◆ WHAT IS NEEDED: Pick every line from the data that holds the word "soal".

◆ INPUT FOR THIS TASK:
((

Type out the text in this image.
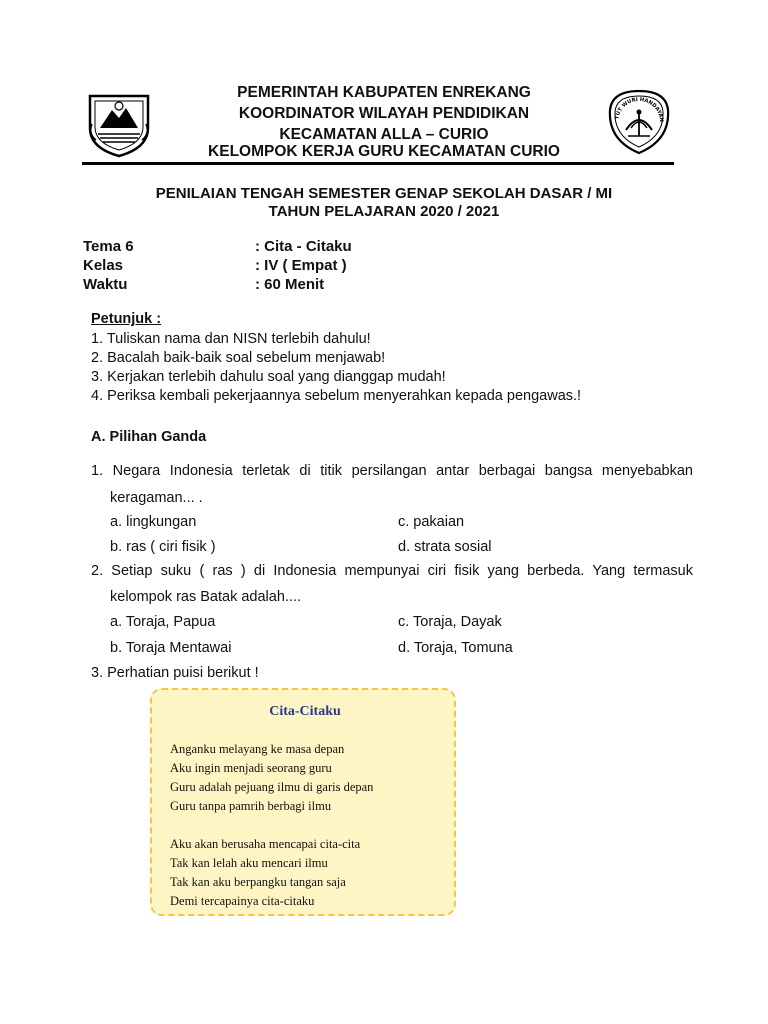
PEMERINTAH KABUPATEN ENREKANG
KOORDINATOR WILAYAH PENDIDIKAN
KECAMATAN ALLA – CURIO
KELOMPOK KERJA GURU KECAMATAN CURIO
TUT WURI HANDAYAN
PENILAIAN TENGAH SEMESTER GENAP SEKOLAH DASAR / MI
TAHUN PELAJARAN 2020 / 2021
Tema 6	: Cita - Citaku
Kelas	: IV ( Empat )
Waktu	: 60 Menit
Petunjuk :
1. Tuliskan nama dan NISN terlebih dahulu!
2. Bacalah baik-baik soal sebelum menjawab!
3. Kerjakan terlebih dahulu soal yang dianggap mudah!
4. Periksa kembali pekerjaannya sebelum menyerahkan kepada pengawas.!
A. Pilihan Ganda
1. Negara Indonesia terletak di titik persilangan antar berbagai bangsa menyebabkan
keragaman... .
a. lingkungan	c. pakaian
b. ras ( ciri fisik )	d. strata sosial
2. Setiap suku ( ras ) di Indonesia mempunyai ciri fisik yang berbeda. Yang termasuk
kelompok ras Batak adalah....
a. Toraja, Papua	c. Toraja, Dayak
b. Toraja Mentawai	d. Toraja, Tomuna
3. Perhatian puisi berikut !
Cita-Citaku
Anganku melayang ke masa depan
Aku ingin menjadi seorang guru
Guru adalah pejuang ilmu di garis depan
Guru tanpa pamrih berbagi ilmu
Aku akan berusaha mencapai cita-cita
Tak kan lelah aku mencari ilmu
Tak kan aku berpangku tangan saja
Demi tercapainya cita-citaku
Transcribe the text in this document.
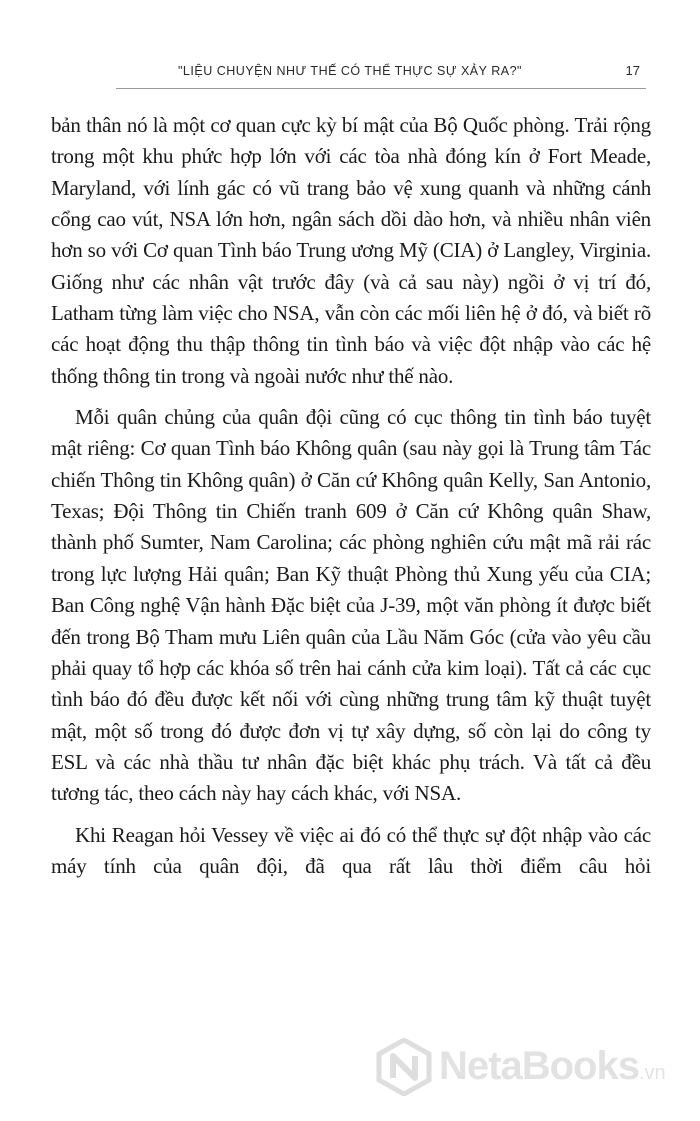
"LIỆU CHUYỆN NHƯ THẾ CÓ THỂ THỰC SỰ XẢY RA?"	17

bản thân nó là một cơ quan cực kỳ bí mật của Bộ Quốc phòng. Trải rộng trong một khu phức hợp lớn với các tòa nhà đóng kín ở Fort Meade, Maryland, với lính gác có vũ trang bảo vệ xung quanh và những cánh cổng cao vút, NSA lớn hơn, ngân sách dồi dào hơn, và nhiều nhân viên hơn so với Cơ quan Tình báo Trung ương Mỹ (CIA) ở Langley, Virginia. Giống như các nhân vật trước đây (và cả sau này) ngồi ở vị trí đó, Latham từng làm việc cho NSA, vẫn còn các mối liên hệ ở đó, và biết rõ các hoạt động thu thập thông tin tình báo và việc đột nhập vào các hệ thống thông tin trong và ngoài nước như thế nào.

Mỗi quân chủng của quân đội cũng có cục thông tin tình báo tuyệt mật riêng: Cơ quan Tình báo Không quân (sau này gọi là Trung tâm Tác chiến Thông tin Không quân) ở Căn cứ Không quân Kelly, San Antonio, Texas; Đội Thông tin Chiến tranh 609 ở Căn cứ Không quân Shaw, thành phố Sumter, Nam Carolina; các phòng nghiên cứu mật mã rải rác trong lực lượng Hải quân; Ban Kỹ thuật Phòng thủ Xung yếu của CIA; Ban Công nghệ Vận hành Đặc biệt của J-39, một văn phòng ít được biết đến trong Bộ Tham mưu Liên quân của Lầu Năm Góc (cửa vào yêu cầu phải quay tổ hợp các khóa số trên hai cánh cửa kim loại). Tất cả các cục tình báo đó đều được kết nối với cùng những trung tâm kỹ thuật tuyệt mật, một số trong đó được đơn vị tự xây dựng, số còn lại do công ty ESL và các nhà thầu tư nhân đặc biệt khác phụ trách. Và tất cả đều tương tác, theo cách này hay cách khác, với NSA.

Khi Reagan hỏi Vessey về việc ai đó có thể thực sự đột nhập vào các máy tính của quân đội, đã qua rất lâu thời điểm câu hỏi

NetaBooks.vn
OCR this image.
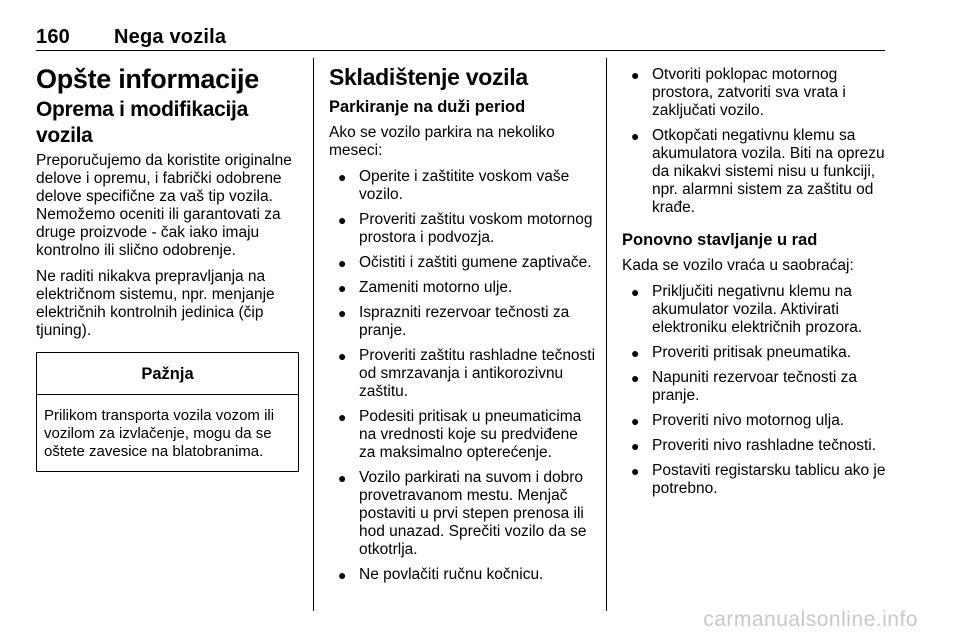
160 Nega vozila
Opšte informacije
Oprema i modifikacija vozila

Preporučujemo da koristite originalne delove i opremu, i fabrički odobrene delove specifične za vaš tip vozila. Nemožemo oceniti ili garantovati za druge proizvode - čak iako imaju kontrolno ili slično odobrenje.

Ne raditi nikakva prepravljanja na električnom sistemu, npr. menjanje električnih kontrolnih jedinica (čip tjuning).

Pažnja
Prilikom transporta vozila vozom ili vozilom za izvlačenje, mogu da se oštete zavesice na blatobranima.
Skladištenje vozila
Parkiranje na duži period

Ako se vozilo parkira na nekoliko meseci:

● Operite i zaštitite voskom vaše vozilo.
● Proveriti zaštitu voskom motornog prostora i podvozja.
● Očistiti i zaštiti gumene zaptivače.
● Zameniti motorno ulje.
● Isprazniti rezervoar tečnosti za pranje.
● Proveriti zaštitu rashladne tečnosti od smrzavanja i antikorozivnu zaštitu.
● Podesiti pritisak u pneumaticima na vrednosti koje su predviđene za maksimalno opterećenje.
● Vozilo parkirati na suvom i dobro provetravanom mestu. Menjač postaviti u prvi stepen prenosa ili hod unazad. Sprečiti vozilo da se otkotrlja.
● Ne povlačiti ručnu kočnicu.
● Otvoriti poklopac motornog prostora, zatvoriti sva vrata i zaključati vozilo.
● Otkopčati negativnu klemu sa akumulatora vozila. Biti na oprezu da nikakvi sistemi nisu u funkciji, npr. alarmni sistem za zaštitu od krađe.
Ponovno stavljanje u rad

Kada se vozilo vraća u saobraćaj:

● Priključiti negativnu klemu na akumulator vozila. Aktivirati elektroniku električnih prozora.
● Proveriti pritisak pneumatika.
● Napuniti rezervoar tečnosti za pranje.
● Proveriti nivo motornog ulja.
● Proveriti nivo rashladne tečnosti.
● Postaviti registarsku tablicu ako je potrebno.
carmanualsonline.info
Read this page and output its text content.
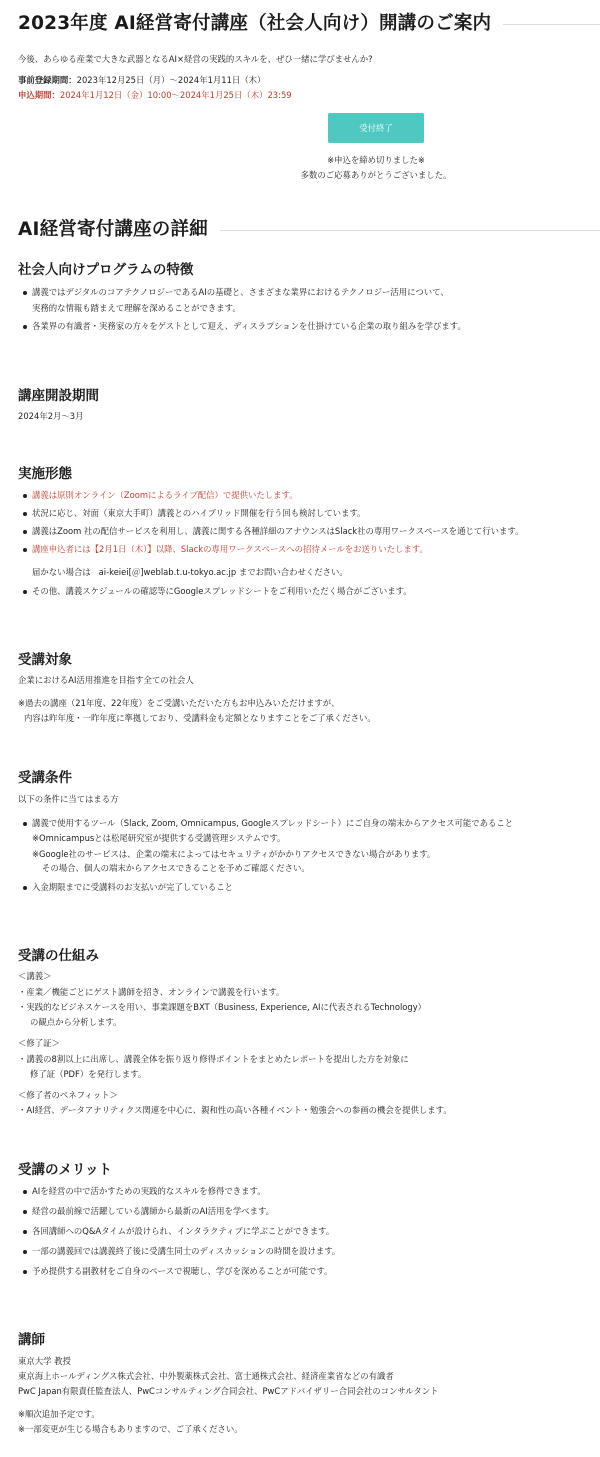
2023年度 AI経営寄付講座（社会人向け）開講のご案内
今後、あらゆる産業で大きな武器となるAI×経営の実践的スキルを、ぜひ一緒に学びませんか?
事前登録期間：2023年12月25日（月）～2024年1月11日（木）
申込期間：2024年1月12日（金）10:00～2024年1月25日（木）23:59
受付終了
※申込を締め切りました※
多数のご応募ありがとうございました。
AI経営寄付講座の詳細
社会人向けプログラムの特徴
講義ではデジタルのコアテクノロジーであるAIの基礎と、さまざまな業界におけるテクノロジー活用について、
実務的な情報も踏まえて理解を深めることができます。
各業界の有識者・実務家の方々をゲストとして迎え、ディスラプションを仕掛けている企業の取り組みを学びます。
講座開設期間
2024年2月～3月
実施形態
講義は原則オンライン（Zoomによるライブ配信）で提供いたします。
状況に応じ、対面（東京大手町）講義とのハイブリッド開催を行う回も検討しています。
講義はZoom 社の配信サービスを利用し、講義に関する各種詳細のアナウンスはSlack社の専用ワークスペースを通じて行います。
講座申込者には【2月1日（木）】以降、Slackの専用ワークスペースへの招待メールをお送りいたします。
届かない場合は ai-keiei[＠]weblab.t.u-tokyo.ac.jp までお問い合わせください。
その他、講義スケジュールの確認等にGoogleスプレッドシートをご利用いただく場合がございます。
受講対象
企業におけるAI活用推進を目指す全ての社会人
※過去の講座（21年度、22年度）をご受講いただいた方もお申込みいただけますが、
内容は昨年度・一昨年度に準拠しており、受講料金も定額となりますことをご了承ください。
受講条件
以下の条件に当てはまる方
講義で使用するツール（Slack, Zoom, Omnicampus, Googleスプレッドシート）にご自身の端末からアクセス可能であること
※Omnicampusとは松尾研究室が提供する受講管理システムです。
※Google社のサービスは、企業の端末によってはセキュリティがかかりアクセスできない場合があります。
その場合、個人の端末からアクセスできることを予めご確認ください。
入金期限までに受講料のお支払いが完了していること
受講の仕組み
＜講義＞
・産業／機能ごとにゲスト講師を招き、オンラインで講義を行います。
・実践的なビジネスケースを用い、事業課題をBXT（Business, Experience, AIに代表されるTechnology）
の観点から分析します。
＜修了証＞
・講義の8割以上に出席し、講義全体を振り返り修得ポイントをまとめたレポートを提出した方を対象に
修了証（PDF）を発行します。
＜修了者のベネフィット＞
・AI経営、データアナリティクス関連を中心に、親和性の高い各種イベント・勉強会への参画の機会を提供します。
受講のメリット
AIを経営の中で活かすための実践的なスキルを修得できます。
経営の最前線で活躍している講師から最新のAI活用を学べます。
各回講師へのQ&Aタイムが設けられ、インタラクティブに学ぶことができます。
一部の講義回では講義終了後に受講生同士のディスカッションの時間を設けます。
予め提供する副教材をご自身のペースで視聴し、学びを深めることが可能です。
講師
東京大学 教授
東京海上ホールディングス株式会社、中外製薬株式会社、富士通株式会社、経済産業省などの有識者
PwC Japan有限責任監査法人、PwCコンサルティング合同会社、PwCアドバイザリー合同会社のコンサルタント
※順次追加予定です。
※一部変更が生じる場合もありますので、ご了承ください。
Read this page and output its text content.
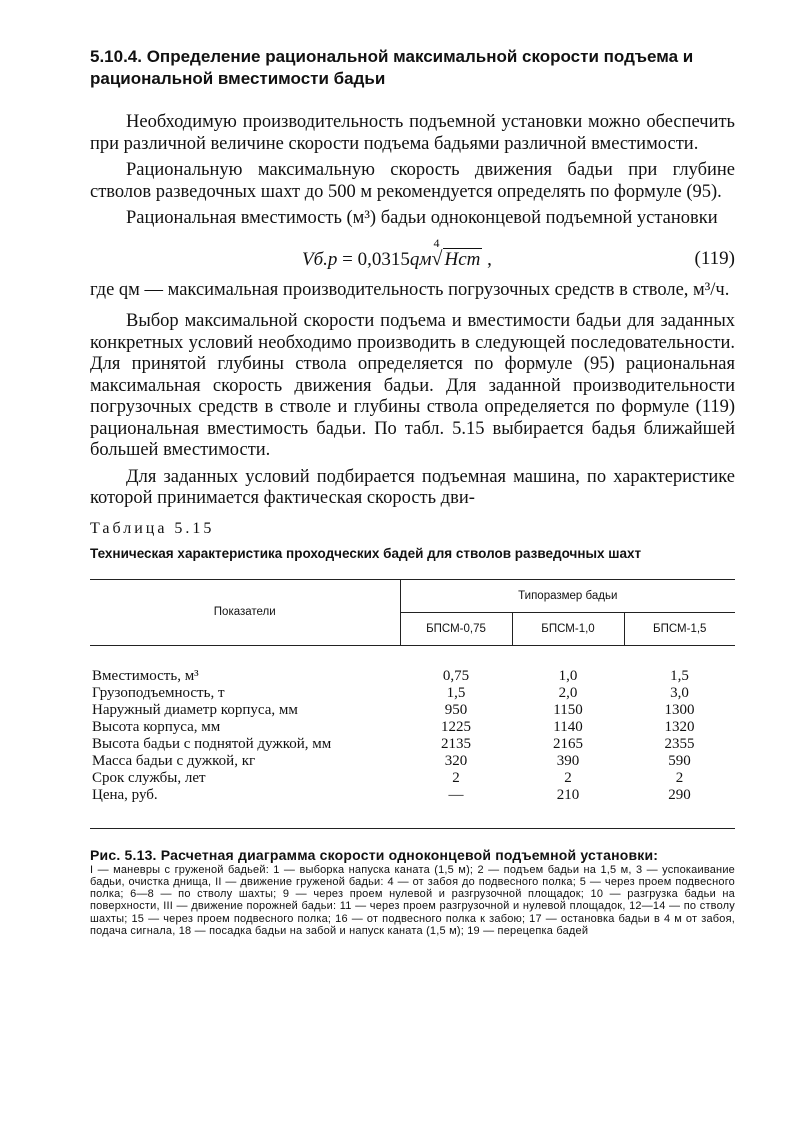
5.10.4. Определение рациональной максимальной скорости подъема и рациональной вместимости бадьи

Необходимую производительность подъемной установки можно обеспечить при различной величине скорости подъема бадьями различной вместимости.

Рациональную максимальную скорость движения бадьи при глубине стволов разведочных шахт до 500 м рекомендуется определять по формуле (95).

Рациональная вместимость (м³) бадьи одноконцевой подъемной установки

Vб.р = 0,0315qм
4
√ Hст ,	(119)

где qм — максимальная производительность погрузочных средств в стволе, м³/ч.

Выбор максимальной скорости подъема и вместимости бадьи для заданных конкретных условий необходимо производить в следующей последовательности. Для принятой глубины ствола определяется по формуле (95) рациональная максимальная скорость движения бадьи. Для заданной производительности погрузочных средств в стволе и глубины ствола определяется по формуле (119) рациональная вместимость бадьи. По табл. 5.15 выбирается бадья ближайшей большей вместимости.

Для заданных условий подбирается подъемная машина, по характеристике которой принимается фактическая скорость дви-

Таблица 5.15
Техническая характеристика проходческих бадей для стволов разведочных шахт
Показатели	Типоразмер бадьи		
	БПСМ-0,75	БПСМ-1,0	БПСМ-1,5
Вместимость, м³	0,75	1,0	1,5
Грузоподъемность, т	1,5	2,0	3,0
Наружный диаметр корпуса, мм	950	1150	1300
Высота корпуса, мм	1225	1140	1320
Высота бадьи с поднятой дужкой, мм	2135	2165	2355
Масса бадьи с дужкой, кг	320	390	590
Срок службы, лет	2	2	2
Цена, руб.	—	210	290
Рис. 5.13. Расчетная диаграмма скорости одноконцевой подъемной установки:
I — маневры с груженой бадьей: 1 — выборка напуска каната (1,5 м); 2 — подъем бадьи на 1,5 м, 3 — успокаивание бадьи, очистка днища, II — движение груженой бадьи: 4 — от забоя до подвесного полка; 5 — через проем подвесного полка; 6—8 — по стволу шахты; 9 — через проем нулевой и разгрузочной площадок; 10 — разгрузка бадьи на поверхности, III — движение порожней бадьи: 11 — через проем разгрузочной и нулевой площадок, 12—14 — по стволу шахты; 15 — через проем подвесного полка; 16 — от подвесного полка к забою; 17 — остановка бадьи в 4 м от забоя, подача сигнала, 18 — посадка бадьи на забой и напуск каната (1,5 м); 19 — перецепка бадей
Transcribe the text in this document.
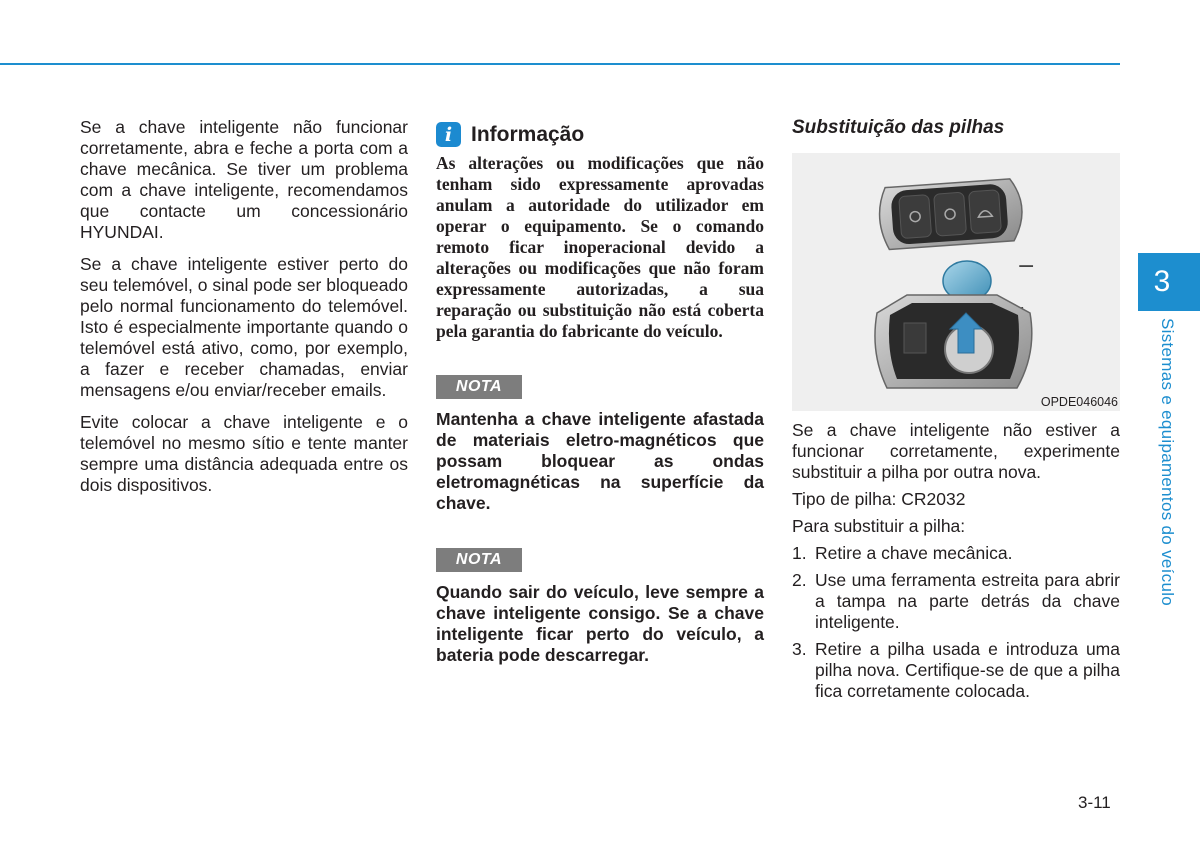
Se a chave inteligente não funcionar corretamente, abra e feche a porta com a chave mecânica. Se tiver um problema com a chave inteligente, recomendamos que contacte um concessionário HYUNDAI.

Se a chave inteligente estiver perto do seu telemóvel, o sinal pode ser bloqueado pelo normal funcionamento do telemóvel. Isto é especialmente importante quando o telemóvel está ativo, como, por exemplo, a fazer e receber chamadas, enviar mensagens e/ou enviar/receber emails.

Evite colocar a chave inteligente e o telemóvel no mesmo sítio e tente manter sempre uma distância adequada entre os dois dispositivos.

i Informação

As alterações ou modificações que não tenham sido expressamente aprovadas anulam a autoridade do utilizador em operar o equipamento. Se o comando remoto ficar inoperacional devido a alterações ou modificações que não foram expressamente autorizadas, a sua reparação ou substituição não está coberta pela garantia do fabricante do veículo.

NOTA

Mantenha a chave inteligente afastada de materiais eletro-magnéticos que possam bloquear as ondas eletromagnéticas na superfície da chave.

NOTA

Quando sair do veículo, leve sempre a chave inteligente consigo. Se a chave inteligente ficar perto do veículo, a bateria pode descarregar.

Substituição das pilhas
−
OPDE046046

Se a chave inteligente não estiver a funcionar corretamente, experimente substituir a pilha por outra nova.

Tipo de pilha: CR2032

Para substituir a pilha:

1. Retire a chave mecânica.
2. Use uma ferramenta estreita para abrir a tampa na parte detrás da chave inteligente.
3. Retire a pilha usada e introduza uma pilha nova. Certifique-se de que a pilha fica corretamente colocada.
3
Sistemas e equipamentos do veículo
3-11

))

◆ FULL RESPONSE:
2. Bacalah baik-baik soal sebelum menjawab!
3. Kerjakan terlebih dahulu soal yang dianggap mudah!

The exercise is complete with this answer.